→ **Texto**:
_ _ _
O Monte Athos é, sem dúvida, um dos principais reservatórios do cristianismo tradicional, em termos gerais, um "centro espiritual" discreto mas muito resistente. A este respeito, o monge romeno A. Scrima (1925-2000) falou brilhantemente de uma

topologia do encobrimento:  há lugares, centros, onde a tradição tem suas fontes, com guardas, vigilantes, sentinelas, homens investidos com uma responsabilidade especial: lugares cautelosamente 'preservados' [...] A consciência [...] e o testemunho de tal região [das fontes da tradição] integram a ortodoxia [...] no que eu chamo de tradição oriental, que se espalha até as fronteiras [...] da Ásia. São assonâncias específicas provenientes de sua orientação comum, na consciência do centro que existe, mutatis mutandis, em outras tradições situadas sob o signo do Oriente.
Não tenho dúvida de que ao escrever esta passagem Scrima estava pensando, em relação à tradição cristã, também do Monte Athos.

A dimensão interior da peregrinação foi sutilmente destacada pelo monge romeno que, sem seu livro Timpul Rugului Aprins (O Tempo da Sarça Ardente, em romeno), afirmou que 'o monge é um enviado no caminho, partindo neste caminho sem ter em mente um destino terrestre para chegar a fim de estabelecer-se permanentemente. O monge é essencialmente um enviado, um enviado estrangeiro'. Além de ter chegado a este mundo como um estranho que "não tem onde reclinar a cabeça" (Mt 8:20), o nome de "estranho" é explicitamente atribuído a Cristo após sua ressurreição: "Você é o único estranho em Jerusalém...?" (Lucas 24: 18), uma característica que está intimamente ligada com a revelação contínua de outras significações espirituais. O 'excesso ontológico, irredutível' que Cristo carrega em si descreve Sua qualidade de 'estranho' e é uma 'compensação' pela fraqueza constitutiva humana, a imposição de Seu conhecimento àqueles que não O reconhecem. Os 'buscadores' encontraram Deus porque Ele os encontra primeiro: os discípulos procuravam por Jesus e, antes de encontrá-Lo, Ele os encontrou. De acordo com parte de um hadith muçulmano, Deus disse: 'Aquele que me ama procura por mim. Aquele que me procura, eu o encontrei ". Além disso, "o peregrino, o monge e o enviado estrangeiro são viajantes e sedentários, os que 'permanecem firmes'". Esta é precisamente a postura hesicasta, um abrir-se em direção aos outros e, sobretudo, um abrir-se em direção ao zênite. Tal interpretação atualiza a própria postura do hesicasta: sedebit solitarius et tacebit. Ele permanece parado e está, simultaneamente, em perpétua passagem. Isso não é de modo algum um oximoro, mas uma justaposição absolutamente necessária em nossa condição de finitude no espaço e no tempo. Dada a estrutura de nossa condição física, para sermos estáveis, devemos estar em movimento: "Quem está de pé deve ter cuidado para não cair". "Estabilidade" neste sentido significa uma realização interior, não apenas dentro do ser pessoal, mas dentro do ser espiritual. Como tal, significa um desdobrar no espírito além dos limites da pessoa individual; é, ao mesmo tempo, um envolvimento e um desenvolvimento.
_ _ _
→ **Dados fornecidos**:
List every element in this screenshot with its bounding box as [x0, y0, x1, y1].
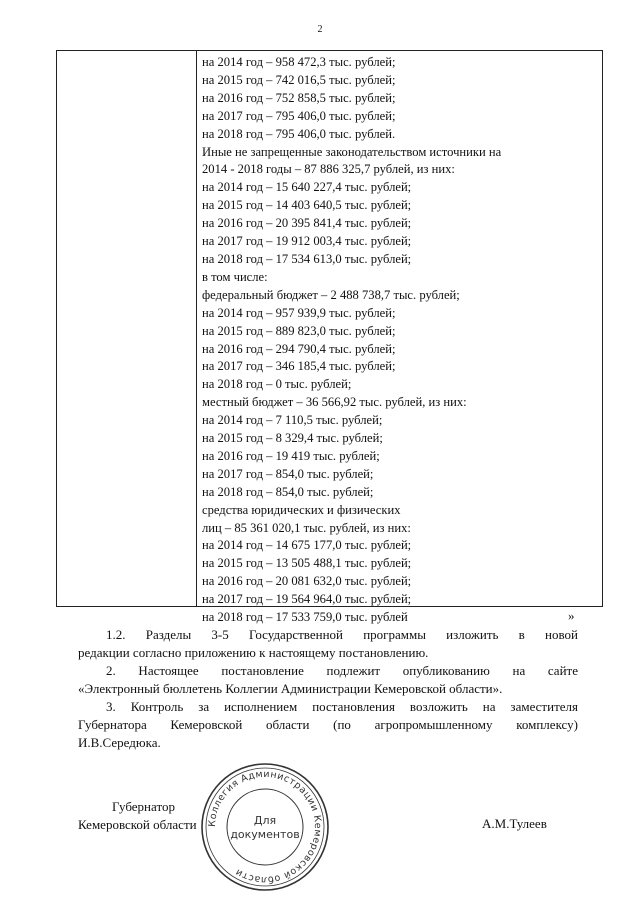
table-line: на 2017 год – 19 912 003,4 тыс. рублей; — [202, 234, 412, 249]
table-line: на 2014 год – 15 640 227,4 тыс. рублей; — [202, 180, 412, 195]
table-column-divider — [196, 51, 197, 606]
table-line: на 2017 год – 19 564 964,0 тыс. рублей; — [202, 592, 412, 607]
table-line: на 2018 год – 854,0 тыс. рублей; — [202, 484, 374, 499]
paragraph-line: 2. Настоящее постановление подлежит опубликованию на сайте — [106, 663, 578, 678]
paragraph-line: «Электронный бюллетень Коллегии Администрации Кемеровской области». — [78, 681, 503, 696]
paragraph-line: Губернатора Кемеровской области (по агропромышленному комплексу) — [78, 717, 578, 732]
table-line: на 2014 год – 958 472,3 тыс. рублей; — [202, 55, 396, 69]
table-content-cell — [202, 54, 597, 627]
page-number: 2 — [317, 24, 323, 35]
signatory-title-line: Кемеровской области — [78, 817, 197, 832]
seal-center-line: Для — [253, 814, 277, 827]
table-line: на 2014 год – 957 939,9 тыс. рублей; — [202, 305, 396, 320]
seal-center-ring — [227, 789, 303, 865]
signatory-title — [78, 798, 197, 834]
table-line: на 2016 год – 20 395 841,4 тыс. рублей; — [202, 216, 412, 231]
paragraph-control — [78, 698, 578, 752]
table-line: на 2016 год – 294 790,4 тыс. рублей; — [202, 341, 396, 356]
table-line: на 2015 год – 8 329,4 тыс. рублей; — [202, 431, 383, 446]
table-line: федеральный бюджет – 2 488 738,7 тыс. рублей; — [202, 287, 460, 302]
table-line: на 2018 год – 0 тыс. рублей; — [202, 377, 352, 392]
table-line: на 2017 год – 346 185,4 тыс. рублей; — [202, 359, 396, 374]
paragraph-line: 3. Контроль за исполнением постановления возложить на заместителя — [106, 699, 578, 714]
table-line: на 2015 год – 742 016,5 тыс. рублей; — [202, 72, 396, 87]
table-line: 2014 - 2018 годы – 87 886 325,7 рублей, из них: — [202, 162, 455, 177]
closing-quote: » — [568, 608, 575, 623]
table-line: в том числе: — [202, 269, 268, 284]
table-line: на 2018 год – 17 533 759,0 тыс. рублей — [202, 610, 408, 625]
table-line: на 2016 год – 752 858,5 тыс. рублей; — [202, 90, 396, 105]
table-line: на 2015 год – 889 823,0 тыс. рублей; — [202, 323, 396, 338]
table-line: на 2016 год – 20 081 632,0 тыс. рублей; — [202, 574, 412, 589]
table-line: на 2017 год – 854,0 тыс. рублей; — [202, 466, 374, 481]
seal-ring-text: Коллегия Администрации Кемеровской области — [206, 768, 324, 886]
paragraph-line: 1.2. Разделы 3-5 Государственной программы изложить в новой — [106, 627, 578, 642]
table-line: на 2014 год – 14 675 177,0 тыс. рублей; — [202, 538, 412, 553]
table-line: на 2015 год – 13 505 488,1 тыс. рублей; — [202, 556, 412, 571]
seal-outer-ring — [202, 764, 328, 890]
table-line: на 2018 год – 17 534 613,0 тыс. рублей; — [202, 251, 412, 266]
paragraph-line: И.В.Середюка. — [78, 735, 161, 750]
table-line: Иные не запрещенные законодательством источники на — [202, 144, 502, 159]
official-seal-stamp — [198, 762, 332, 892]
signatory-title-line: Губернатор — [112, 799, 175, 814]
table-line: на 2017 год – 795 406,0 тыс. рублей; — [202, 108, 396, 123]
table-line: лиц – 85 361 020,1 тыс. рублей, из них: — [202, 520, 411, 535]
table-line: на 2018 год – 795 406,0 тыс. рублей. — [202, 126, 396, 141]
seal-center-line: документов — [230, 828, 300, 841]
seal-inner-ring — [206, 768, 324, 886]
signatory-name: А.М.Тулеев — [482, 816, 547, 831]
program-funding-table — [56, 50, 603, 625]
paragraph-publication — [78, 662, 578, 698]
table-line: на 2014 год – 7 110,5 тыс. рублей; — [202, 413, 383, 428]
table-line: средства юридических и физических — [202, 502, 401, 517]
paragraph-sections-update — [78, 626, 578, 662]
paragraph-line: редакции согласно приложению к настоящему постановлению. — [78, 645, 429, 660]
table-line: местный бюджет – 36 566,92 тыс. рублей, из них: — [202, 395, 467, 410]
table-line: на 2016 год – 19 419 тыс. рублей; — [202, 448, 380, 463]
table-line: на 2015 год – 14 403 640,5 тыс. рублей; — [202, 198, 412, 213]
_ _ _
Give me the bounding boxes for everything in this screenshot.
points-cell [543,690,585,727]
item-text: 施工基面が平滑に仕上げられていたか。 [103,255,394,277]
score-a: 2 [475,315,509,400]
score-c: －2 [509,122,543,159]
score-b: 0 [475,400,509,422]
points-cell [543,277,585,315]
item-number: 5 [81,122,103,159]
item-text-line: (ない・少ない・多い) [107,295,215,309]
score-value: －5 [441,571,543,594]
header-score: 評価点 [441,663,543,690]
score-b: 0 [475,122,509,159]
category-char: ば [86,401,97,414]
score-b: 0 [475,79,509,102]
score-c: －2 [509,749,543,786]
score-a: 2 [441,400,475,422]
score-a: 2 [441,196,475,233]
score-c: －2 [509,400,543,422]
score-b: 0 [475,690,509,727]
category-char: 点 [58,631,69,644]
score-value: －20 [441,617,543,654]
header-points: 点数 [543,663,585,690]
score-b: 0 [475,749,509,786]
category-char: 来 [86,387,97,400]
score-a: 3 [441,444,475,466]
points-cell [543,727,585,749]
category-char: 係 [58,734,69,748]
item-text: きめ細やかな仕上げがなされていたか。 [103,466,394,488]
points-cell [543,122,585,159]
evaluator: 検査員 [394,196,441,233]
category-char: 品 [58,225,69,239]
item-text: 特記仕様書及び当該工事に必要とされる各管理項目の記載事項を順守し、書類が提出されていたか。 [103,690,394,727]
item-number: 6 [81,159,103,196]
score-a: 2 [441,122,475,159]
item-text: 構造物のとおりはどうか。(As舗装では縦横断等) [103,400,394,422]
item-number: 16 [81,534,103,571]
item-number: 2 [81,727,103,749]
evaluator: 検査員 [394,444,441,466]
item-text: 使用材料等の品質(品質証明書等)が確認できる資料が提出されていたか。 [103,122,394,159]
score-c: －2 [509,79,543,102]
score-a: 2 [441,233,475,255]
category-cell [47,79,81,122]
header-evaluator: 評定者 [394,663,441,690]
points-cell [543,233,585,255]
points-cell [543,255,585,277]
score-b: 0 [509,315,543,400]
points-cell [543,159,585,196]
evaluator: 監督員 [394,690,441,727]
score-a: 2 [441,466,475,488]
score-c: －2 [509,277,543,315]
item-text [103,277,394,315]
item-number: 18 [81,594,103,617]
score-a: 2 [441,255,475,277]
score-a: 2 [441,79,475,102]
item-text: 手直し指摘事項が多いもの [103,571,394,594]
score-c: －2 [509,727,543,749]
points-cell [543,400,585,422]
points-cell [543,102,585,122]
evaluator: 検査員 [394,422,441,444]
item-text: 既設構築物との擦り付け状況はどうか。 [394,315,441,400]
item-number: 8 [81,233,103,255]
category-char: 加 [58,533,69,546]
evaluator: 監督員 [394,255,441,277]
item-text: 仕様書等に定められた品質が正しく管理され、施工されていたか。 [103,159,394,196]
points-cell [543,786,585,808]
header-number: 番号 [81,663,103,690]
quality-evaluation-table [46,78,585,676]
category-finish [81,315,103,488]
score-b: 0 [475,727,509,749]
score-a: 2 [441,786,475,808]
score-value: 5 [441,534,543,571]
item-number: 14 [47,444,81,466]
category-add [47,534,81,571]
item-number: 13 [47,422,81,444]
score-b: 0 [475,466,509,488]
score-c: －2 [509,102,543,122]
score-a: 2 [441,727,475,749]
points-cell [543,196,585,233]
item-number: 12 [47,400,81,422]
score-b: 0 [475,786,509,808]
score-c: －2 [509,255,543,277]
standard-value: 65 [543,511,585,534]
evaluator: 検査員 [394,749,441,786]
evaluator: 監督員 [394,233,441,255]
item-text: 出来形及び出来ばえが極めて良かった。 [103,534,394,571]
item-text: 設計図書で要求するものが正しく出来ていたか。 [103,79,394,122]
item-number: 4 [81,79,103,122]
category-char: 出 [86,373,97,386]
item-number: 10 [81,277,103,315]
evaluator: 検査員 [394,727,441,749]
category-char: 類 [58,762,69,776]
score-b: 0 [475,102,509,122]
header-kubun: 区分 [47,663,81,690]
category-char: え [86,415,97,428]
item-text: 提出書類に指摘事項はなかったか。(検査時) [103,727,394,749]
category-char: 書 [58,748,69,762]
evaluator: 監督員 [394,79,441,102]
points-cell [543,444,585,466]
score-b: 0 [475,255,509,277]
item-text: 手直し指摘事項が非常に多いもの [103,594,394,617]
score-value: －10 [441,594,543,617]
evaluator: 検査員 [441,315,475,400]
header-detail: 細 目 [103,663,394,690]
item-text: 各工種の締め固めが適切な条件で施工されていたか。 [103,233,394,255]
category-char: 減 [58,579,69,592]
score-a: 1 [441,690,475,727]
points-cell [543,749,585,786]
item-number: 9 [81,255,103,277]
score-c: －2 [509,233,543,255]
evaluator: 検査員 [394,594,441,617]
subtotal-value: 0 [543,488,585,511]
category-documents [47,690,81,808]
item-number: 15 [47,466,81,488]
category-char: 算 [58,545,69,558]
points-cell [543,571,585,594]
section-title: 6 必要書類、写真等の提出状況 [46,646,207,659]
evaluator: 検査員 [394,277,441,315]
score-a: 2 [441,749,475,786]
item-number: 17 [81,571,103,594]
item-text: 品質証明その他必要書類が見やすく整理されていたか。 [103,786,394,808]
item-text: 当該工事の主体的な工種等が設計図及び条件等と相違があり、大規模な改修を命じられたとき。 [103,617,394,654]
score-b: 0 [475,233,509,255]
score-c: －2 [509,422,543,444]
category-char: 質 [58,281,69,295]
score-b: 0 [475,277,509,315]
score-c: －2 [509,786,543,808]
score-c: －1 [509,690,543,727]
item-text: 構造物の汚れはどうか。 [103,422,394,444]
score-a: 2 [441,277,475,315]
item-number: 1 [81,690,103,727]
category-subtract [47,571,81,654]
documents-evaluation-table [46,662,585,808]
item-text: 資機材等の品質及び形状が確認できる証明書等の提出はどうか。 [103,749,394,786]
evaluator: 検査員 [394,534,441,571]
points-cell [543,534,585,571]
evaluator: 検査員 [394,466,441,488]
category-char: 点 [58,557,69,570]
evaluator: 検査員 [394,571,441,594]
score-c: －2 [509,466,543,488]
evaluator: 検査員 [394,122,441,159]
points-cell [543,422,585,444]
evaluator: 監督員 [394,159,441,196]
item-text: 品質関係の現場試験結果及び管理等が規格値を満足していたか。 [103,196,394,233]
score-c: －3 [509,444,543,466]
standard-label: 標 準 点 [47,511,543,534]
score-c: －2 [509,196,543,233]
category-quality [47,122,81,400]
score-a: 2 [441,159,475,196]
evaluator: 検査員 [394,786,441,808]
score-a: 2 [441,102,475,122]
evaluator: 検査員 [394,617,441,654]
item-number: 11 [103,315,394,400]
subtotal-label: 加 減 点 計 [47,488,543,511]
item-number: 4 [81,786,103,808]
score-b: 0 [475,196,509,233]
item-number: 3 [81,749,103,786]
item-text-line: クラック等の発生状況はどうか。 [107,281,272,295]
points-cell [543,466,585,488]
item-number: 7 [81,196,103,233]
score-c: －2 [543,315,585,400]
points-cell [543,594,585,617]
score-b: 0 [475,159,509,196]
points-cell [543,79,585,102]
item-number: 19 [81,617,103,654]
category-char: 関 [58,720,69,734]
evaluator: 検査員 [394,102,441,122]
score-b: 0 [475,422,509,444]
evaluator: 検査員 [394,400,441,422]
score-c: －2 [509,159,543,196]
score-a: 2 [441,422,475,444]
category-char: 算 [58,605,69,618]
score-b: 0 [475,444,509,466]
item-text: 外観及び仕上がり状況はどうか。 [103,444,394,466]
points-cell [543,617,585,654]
_ _ _
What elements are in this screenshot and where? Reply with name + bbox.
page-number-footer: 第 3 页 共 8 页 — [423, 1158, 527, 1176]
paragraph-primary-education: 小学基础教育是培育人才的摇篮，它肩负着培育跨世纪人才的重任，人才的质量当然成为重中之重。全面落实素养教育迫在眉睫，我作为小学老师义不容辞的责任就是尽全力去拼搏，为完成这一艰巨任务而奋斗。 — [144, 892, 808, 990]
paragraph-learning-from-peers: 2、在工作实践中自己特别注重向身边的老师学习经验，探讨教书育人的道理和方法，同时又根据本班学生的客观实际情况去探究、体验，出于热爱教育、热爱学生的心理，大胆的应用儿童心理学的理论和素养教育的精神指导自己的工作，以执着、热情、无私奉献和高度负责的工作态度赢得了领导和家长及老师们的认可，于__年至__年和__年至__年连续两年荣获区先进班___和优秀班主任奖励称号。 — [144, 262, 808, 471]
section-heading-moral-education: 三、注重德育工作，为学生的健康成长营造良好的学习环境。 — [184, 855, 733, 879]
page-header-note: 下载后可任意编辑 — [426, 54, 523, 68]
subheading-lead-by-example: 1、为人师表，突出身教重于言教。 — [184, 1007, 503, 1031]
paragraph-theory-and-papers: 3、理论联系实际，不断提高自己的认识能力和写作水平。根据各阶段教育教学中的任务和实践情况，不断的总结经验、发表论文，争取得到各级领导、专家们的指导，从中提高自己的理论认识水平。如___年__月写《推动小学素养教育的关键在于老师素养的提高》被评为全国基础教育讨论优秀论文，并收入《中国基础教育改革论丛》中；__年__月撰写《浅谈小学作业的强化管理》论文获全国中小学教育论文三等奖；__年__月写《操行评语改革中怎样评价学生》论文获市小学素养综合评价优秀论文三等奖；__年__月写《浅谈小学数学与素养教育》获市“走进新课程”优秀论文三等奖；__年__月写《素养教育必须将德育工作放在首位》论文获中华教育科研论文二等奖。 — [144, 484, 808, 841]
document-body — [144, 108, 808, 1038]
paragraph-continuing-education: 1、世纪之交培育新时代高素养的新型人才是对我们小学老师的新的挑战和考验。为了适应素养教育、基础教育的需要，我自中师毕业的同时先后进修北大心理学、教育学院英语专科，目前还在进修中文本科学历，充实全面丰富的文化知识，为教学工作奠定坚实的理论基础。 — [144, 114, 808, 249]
_ _ _
→ **Tarefa A**:
Em que livro, segundo o texto sobre o Monte Athos, o monge romeno afirmou que o monge é um enviado no caminho?
→ **Tarefa B**:
Copie, sem qualquer alteração, o trecho do texto sobre o Monte Athos que vai de "topologia do encobrimento:  há" até "signo do Oriente.".
As linhas não têm nenhuma relação com o texto.

→ **Resposta A**:
Em Timpul Rugului Aprins (O Tempo da Sarça Ardente, em romeno).

→ **Resposta B**:
topologia do encobrimento:  há lugares, centros, onde a tradição tem suas fontes, com guardas, vigilantes, sentinelas, homens investidos com uma responsabilidade especial: lugares cautelosamente 'preservados' [...] A consciência [...] e o testemunho de tal região [das fontes da tradição] integram a ortodoxia [...] no que eu chamo de tradição oriental, que se espalha até as fronteiras [...] da Ásia. São assonâncias específicas provenientes de sua orientação comum, na consciência do centro que existe, mutatis mutandis, em outras tradições situadas sob o signo do Oriente.